# Start of DATA EXTRACT

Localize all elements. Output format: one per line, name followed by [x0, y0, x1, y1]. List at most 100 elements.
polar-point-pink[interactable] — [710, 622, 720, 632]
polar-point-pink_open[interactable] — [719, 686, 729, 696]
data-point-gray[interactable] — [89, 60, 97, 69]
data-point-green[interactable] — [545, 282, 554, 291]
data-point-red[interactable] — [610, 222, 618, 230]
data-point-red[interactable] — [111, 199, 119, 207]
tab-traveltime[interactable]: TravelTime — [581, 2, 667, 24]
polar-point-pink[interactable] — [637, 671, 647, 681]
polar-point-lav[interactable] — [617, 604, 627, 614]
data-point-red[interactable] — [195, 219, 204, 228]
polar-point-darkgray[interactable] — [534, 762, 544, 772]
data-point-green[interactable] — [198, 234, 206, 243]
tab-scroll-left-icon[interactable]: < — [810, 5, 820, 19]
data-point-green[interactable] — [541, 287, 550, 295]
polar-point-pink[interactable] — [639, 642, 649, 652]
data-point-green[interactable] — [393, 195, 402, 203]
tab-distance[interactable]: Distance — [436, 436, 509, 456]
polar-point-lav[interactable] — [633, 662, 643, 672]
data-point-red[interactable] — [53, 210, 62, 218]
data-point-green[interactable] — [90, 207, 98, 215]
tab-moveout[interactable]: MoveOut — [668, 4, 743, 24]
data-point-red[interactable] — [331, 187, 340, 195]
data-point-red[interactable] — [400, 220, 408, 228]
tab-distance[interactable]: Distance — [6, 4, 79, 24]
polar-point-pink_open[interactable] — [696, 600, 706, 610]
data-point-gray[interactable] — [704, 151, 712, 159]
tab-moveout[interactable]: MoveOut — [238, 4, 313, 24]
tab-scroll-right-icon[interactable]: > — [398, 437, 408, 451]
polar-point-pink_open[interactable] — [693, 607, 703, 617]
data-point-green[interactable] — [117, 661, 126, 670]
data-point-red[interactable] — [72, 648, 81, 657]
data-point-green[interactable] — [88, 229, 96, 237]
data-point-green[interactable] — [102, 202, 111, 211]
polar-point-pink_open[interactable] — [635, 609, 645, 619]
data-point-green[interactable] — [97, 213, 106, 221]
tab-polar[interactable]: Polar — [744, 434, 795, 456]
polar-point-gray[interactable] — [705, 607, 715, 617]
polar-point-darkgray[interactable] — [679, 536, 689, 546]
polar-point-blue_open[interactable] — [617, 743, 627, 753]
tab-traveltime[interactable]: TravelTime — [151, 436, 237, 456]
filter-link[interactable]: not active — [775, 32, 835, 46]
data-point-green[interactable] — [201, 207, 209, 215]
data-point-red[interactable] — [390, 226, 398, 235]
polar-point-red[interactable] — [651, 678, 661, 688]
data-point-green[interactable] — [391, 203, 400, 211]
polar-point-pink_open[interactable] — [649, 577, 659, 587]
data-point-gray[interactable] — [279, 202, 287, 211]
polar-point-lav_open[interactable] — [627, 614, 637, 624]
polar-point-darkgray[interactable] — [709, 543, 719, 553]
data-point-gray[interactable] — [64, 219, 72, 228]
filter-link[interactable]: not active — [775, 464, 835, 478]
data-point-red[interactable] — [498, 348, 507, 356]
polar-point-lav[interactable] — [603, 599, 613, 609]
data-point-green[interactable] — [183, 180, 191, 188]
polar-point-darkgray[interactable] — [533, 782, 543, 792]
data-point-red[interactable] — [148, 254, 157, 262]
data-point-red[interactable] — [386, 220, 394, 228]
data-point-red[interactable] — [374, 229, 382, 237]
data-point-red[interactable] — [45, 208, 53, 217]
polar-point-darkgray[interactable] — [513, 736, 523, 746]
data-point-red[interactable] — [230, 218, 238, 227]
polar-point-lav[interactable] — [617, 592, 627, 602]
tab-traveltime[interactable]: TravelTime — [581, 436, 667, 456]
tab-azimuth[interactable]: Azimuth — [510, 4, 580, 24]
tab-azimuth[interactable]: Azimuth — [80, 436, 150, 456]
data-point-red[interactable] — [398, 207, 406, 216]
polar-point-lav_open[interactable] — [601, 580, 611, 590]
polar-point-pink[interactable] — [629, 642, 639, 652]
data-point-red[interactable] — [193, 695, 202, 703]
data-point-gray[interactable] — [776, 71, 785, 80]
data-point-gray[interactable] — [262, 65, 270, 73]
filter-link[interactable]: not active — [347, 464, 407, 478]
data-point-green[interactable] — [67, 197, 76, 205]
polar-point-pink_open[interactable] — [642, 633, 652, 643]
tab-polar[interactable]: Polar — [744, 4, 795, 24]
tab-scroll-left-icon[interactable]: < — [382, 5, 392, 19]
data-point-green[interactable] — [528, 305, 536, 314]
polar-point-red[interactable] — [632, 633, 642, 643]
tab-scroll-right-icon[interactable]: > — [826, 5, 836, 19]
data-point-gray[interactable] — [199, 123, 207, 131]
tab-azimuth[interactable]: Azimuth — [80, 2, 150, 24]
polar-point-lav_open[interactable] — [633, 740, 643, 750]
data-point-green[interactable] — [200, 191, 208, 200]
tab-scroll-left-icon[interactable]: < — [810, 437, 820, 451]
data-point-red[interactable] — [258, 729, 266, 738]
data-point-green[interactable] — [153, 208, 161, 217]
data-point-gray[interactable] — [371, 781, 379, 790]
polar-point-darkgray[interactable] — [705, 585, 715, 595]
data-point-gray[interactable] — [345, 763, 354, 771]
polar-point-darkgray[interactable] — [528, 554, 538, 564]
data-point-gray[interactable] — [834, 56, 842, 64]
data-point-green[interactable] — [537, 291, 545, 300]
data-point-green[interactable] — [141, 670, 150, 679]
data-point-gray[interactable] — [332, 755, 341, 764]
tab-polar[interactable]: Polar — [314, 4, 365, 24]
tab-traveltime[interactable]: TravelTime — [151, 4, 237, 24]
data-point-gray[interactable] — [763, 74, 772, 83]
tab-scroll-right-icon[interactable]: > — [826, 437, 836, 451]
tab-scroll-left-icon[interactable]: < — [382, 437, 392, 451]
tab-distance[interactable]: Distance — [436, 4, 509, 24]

# End of DATA EXTRACT

CHALLENGE. Rewrite the lines of the records from the start through the line containing "polar-point-pink_open[interactable] — [719, 686, 729, 696]", both included, as a numbered list, omitting any blank lines.

EXERCISE OUTPUT.
1. Localize all elements. Output format: one per line, name followed by [x0, y0, x1, y1]. List at most 100 elements.
2. polar-point-pink[interactable] — [710, 622, 720, 632]
3. polar-point-pink_open[interactable] — [719, 686, 729, 696]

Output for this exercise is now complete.